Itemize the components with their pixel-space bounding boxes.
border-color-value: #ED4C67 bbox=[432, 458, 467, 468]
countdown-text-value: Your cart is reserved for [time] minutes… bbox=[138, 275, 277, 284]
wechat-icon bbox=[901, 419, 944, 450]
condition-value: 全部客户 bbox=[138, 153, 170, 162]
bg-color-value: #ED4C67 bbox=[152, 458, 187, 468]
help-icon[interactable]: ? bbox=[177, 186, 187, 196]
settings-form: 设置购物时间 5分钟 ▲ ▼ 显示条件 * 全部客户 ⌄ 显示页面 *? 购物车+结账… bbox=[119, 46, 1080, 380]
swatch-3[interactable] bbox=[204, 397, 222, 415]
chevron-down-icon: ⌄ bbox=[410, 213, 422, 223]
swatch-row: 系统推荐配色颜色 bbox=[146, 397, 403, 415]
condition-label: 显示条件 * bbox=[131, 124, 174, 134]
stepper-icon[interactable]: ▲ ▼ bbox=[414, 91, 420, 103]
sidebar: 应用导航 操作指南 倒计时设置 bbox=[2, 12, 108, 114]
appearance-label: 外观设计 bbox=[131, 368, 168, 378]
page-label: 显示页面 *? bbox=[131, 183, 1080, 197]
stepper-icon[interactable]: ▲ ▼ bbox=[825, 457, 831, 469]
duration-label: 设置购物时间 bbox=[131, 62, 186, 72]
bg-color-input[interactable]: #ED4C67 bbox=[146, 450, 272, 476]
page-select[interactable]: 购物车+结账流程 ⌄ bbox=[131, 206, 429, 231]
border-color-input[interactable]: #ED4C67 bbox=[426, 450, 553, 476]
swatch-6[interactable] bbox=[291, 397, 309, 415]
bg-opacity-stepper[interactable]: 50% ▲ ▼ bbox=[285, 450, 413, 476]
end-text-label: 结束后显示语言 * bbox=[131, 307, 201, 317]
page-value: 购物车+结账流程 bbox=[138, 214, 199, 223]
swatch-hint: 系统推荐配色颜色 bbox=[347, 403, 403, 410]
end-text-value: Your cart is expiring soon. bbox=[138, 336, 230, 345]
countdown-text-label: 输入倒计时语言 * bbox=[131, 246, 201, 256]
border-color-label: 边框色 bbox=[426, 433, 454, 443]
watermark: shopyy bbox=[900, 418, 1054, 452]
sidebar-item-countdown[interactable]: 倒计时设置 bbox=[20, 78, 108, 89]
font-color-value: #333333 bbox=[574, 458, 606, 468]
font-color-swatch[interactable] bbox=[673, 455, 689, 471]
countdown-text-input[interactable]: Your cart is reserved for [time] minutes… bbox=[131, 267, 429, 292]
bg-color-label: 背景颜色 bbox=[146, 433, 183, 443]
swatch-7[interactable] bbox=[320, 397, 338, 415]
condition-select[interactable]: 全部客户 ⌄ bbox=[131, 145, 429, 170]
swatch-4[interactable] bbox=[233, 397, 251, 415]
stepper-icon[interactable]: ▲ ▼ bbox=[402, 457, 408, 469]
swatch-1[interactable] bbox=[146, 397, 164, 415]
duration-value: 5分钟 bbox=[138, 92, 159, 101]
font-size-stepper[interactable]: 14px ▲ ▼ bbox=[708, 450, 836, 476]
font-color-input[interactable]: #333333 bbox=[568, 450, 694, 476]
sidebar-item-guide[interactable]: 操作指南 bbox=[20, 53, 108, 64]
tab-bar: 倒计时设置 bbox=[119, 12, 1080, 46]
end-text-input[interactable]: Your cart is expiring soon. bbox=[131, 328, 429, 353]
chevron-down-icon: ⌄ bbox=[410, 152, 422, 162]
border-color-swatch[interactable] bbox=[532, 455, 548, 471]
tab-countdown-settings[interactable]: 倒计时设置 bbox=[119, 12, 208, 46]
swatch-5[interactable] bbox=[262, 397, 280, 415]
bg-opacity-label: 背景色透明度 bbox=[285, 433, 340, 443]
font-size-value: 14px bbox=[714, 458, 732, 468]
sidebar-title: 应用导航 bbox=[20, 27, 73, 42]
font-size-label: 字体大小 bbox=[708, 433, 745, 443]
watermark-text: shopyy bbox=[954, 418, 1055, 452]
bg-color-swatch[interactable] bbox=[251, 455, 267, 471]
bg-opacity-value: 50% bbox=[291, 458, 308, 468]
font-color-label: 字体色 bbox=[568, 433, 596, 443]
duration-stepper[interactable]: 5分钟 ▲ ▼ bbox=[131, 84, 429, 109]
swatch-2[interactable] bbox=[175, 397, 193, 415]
------------------------------------------------------------------------
> _Task details_:
State how many lines of the items above contain the string "显示页面", with case counting. Reply with the number only.

> _Reply_:
2